--- start Selected extract ---
[Gretl-devel] RFC: $sigma & co.

[Sven Schreiber]

Am 01.05.2008 14:03, Riccardo (Jack) Lucchetti schrieb:
> On Thu, 1 May 2008, Sven Schreiber wrote:
> 
>> Am 01.05.2008 12:54, Riccardo (Jack) Lucchetti schrieb:
>>
>>>
>>> Moreover, we have a slight inconsistency in the way we compute 
>>> things: $sigma uses the asymptotic formula (ie, E'E over T), while in 
>>> the displayed equations we use degrees-of-freedom corrected figures 
>>> for standard errors. I'm not overly bothered by this, but some may. 
>>
>> What about $sigma in other contexts, is that asymptotic or 
>> dof-corrected? I think that should be made consistent.
> 
> I'm all for consistency in general, but this case is difficult. In OLS 
> estimation, for example, SSR/T and SSR/(T-k) are both consistent, but 
> the latter has the additional small advantage of being unbiased under 
> certain conditions, so that's traditionally what people use. I 
> personally think it's rather silly to worry about this when you have a 
> decent sample size; if you don't, well, I doubt very much you should be 
> doing inference _at all_.
--- end Selected extract ---
▸ **Goals**:
(A) Update the listing from its first line through the line that contains "embed-link-label: Embed/Link [342, 312, 380, 320]", changing "share-label" to "share-caption" and leaving everything else unchanged.
(B) Extend the mailing-list thread about $sigma, picking up right after its last sentence.
--- start Items ---
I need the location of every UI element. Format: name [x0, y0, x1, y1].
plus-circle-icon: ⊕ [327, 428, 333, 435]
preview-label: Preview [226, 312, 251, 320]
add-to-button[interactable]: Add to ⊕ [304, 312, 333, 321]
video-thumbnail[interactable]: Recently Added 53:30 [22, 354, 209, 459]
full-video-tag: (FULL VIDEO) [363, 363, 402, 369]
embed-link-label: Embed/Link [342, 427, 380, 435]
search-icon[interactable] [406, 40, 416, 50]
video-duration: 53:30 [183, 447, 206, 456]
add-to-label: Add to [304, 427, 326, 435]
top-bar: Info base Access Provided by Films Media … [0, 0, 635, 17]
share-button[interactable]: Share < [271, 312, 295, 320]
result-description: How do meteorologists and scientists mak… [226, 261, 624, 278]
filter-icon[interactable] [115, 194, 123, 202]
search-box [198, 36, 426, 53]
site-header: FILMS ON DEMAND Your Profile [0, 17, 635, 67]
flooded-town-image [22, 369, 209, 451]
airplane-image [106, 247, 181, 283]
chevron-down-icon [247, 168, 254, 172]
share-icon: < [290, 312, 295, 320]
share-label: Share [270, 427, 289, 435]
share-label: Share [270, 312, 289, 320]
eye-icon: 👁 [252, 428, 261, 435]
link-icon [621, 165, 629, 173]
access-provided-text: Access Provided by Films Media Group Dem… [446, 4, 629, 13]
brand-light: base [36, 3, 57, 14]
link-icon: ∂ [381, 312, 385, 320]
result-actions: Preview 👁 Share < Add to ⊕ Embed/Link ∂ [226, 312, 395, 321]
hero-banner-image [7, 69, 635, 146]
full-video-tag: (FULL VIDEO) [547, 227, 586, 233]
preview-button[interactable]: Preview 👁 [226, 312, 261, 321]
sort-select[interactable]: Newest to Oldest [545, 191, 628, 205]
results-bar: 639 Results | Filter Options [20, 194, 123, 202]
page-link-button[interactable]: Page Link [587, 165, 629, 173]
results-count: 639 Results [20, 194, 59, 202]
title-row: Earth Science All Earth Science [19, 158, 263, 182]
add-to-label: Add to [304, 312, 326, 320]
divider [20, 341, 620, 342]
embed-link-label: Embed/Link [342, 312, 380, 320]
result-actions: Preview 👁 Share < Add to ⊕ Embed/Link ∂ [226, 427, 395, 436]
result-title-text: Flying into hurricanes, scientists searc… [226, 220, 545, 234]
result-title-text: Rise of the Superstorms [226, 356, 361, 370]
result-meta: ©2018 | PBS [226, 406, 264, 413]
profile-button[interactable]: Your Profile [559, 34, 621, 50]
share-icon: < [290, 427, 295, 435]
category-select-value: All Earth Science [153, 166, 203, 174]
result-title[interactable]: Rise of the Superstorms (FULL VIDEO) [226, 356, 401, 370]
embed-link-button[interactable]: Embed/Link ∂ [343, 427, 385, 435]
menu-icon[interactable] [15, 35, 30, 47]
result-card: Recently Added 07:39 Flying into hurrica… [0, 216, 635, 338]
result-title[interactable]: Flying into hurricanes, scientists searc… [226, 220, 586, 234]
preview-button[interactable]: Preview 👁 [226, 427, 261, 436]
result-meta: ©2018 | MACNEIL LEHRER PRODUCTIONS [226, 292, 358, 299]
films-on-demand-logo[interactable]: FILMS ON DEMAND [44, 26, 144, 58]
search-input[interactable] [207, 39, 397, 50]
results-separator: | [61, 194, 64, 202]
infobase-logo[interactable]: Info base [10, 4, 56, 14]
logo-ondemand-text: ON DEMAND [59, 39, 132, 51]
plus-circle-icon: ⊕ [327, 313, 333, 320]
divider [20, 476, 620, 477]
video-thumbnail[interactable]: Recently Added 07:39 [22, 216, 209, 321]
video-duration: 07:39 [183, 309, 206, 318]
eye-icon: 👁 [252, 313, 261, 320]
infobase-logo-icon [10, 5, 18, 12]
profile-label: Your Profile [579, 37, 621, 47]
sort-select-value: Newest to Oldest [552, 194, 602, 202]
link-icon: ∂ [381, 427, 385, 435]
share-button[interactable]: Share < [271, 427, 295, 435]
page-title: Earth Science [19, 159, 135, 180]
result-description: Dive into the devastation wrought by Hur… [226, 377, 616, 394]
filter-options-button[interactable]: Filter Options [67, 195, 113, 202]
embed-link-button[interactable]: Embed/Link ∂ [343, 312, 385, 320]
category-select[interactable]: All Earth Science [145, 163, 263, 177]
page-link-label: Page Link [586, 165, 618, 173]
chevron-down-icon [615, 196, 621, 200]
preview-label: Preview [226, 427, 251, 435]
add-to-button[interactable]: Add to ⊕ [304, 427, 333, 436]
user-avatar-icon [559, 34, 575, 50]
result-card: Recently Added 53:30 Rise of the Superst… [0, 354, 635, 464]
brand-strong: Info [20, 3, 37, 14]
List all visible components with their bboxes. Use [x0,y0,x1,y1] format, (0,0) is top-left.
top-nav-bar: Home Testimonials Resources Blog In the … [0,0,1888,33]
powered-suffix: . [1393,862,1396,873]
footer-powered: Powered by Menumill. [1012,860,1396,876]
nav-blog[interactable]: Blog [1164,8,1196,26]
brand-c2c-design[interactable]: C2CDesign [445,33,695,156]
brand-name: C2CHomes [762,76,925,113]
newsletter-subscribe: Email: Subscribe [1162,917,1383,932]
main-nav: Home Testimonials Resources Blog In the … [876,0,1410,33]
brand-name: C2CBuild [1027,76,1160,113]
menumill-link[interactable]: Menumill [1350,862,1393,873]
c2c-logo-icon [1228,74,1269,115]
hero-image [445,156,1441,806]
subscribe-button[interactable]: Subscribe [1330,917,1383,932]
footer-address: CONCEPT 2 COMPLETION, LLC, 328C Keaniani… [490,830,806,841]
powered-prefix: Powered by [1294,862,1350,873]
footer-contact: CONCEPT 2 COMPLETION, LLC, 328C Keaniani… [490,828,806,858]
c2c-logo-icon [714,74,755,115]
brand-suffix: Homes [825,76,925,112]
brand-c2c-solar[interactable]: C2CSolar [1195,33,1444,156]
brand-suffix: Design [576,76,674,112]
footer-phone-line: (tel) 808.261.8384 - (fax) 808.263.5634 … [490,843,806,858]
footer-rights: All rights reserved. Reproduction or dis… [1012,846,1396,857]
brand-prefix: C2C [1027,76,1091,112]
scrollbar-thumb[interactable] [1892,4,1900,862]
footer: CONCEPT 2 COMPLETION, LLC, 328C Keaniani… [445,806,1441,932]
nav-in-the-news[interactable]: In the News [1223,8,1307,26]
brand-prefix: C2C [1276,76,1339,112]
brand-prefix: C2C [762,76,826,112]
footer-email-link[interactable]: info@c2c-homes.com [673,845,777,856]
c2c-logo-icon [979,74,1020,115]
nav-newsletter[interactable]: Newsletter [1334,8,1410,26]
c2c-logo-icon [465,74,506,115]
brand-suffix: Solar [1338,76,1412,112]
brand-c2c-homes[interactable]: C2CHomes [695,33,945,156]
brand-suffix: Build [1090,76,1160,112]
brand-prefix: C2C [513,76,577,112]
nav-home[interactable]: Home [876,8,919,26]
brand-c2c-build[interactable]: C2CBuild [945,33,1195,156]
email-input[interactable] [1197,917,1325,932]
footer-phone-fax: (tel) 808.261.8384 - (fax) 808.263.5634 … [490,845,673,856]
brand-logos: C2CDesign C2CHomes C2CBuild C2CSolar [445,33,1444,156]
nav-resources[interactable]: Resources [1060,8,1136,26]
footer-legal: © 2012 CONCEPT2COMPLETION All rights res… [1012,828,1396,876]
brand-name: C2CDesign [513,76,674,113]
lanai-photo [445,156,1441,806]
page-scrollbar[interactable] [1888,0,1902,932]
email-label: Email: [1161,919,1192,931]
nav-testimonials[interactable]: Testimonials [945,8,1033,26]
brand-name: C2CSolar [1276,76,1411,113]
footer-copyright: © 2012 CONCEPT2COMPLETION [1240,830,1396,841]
--- end Items ---
▸ **In response**:
(A)
I need the location of every UI element. Format: name [x0, y0, x1, y1].
plus-circle-icon: ⊕ [327, 428, 333, 435]
preview-label: Preview [226, 312, 251, 320]
add-to-button[interactable]: Add to ⊕ [304, 312, 333, 321]
video-thumbnail[interactable]: Recently Added 53:30 [22, 354, 209, 459]
full-video-tag: (FULL VIDEO) [363, 363, 402, 369]
embed-link-label: Embed/Link [342, 427, 380, 435]
search-icon[interactable] [406, 40, 416, 50]
video-duration: 53:30 [183, 447, 206, 456]
add-to-label: Add to [304, 427, 326, 435]
top-bar: Info base Access Provided by Films Media … [0, 0, 635, 17]
share-button[interactable]: Share < [271, 312, 295, 320]
result-description: How do meteorologists and scientists mak… [226, 261, 624, 278]
filter-icon[interactable] [115, 194, 123, 202]
search-box [198, 36, 426, 53]
site-header: FILMS ON DEMAND Your Profile [0, 17, 635, 67]
flooded-town-image [22, 369, 209, 451]
airplane-image [106, 247, 181, 283]
chevron-down-icon [247, 168, 254, 172]
share-icon: < [290, 312, 295, 320]
share-caption: Share [270, 427, 289, 435]
share-caption: Share [270, 312, 289, 320]
eye-icon: 👁 [252, 428, 261, 435]
link-icon [621, 165, 629, 173]
access-provided-text: Access Provided by Films Media Group Dem… [446, 4, 629, 13]
brand-light: base [36, 3, 57, 14]
link-icon: ∂ [381, 312, 385, 320]
result-actions: Preview 👁 Share < Add to ⊕ Embed/Link ∂ [226, 312, 395, 321]
hero-banner-image [7, 69, 635, 146]
full-video-tag: (FULL VIDEO) [547, 227, 586, 233]
preview-button[interactable]: Preview 👁 [226, 312, 261, 321]
sort-select[interactable]: Newest to Oldest [545, 191, 628, 205]
results-bar: 639 Results | Filter Options [20, 194, 123, 202]
page-link-button[interactable]: Page Link [587, 165, 629, 173]
results-count: 639 Results [20, 194, 59, 202]
title-row: Earth Science All Earth Science [19, 158, 263, 182]
add-to-label: Add to [304, 312, 326, 320]
divider [20, 341, 620, 342]
embed-link-label: Embed/Link [342, 312, 380, 320]

(B)
> 
> In other contexts, Tobit models for example, you simply don't have a 
> choice. In my view, the really important thing is that you know which 
> formula is used in each case, so that if you feel like re-computing 
> $sigma to your taste, you have the tools to do it.
> 

I just meant "consistent definition" across the various contexts of 
$sigma, not consistent in the statistical sense. So if you are saying 
$sigma for Tobit models is w/o dof correction out of necessity but for 
OLS it currently is dof-corrected, then I would suggest the rule: 
"$sigma has a dof correction if at all feasible". That would mean dof 
correction for the VAR/VECM $sigma. BTW, I remember we had a discussion 
in the context of the vcv of the betas in the VECM, but I don't remember 
the result. Is there a dof correction there in the end? (I know I know 
it's probably in the manual...)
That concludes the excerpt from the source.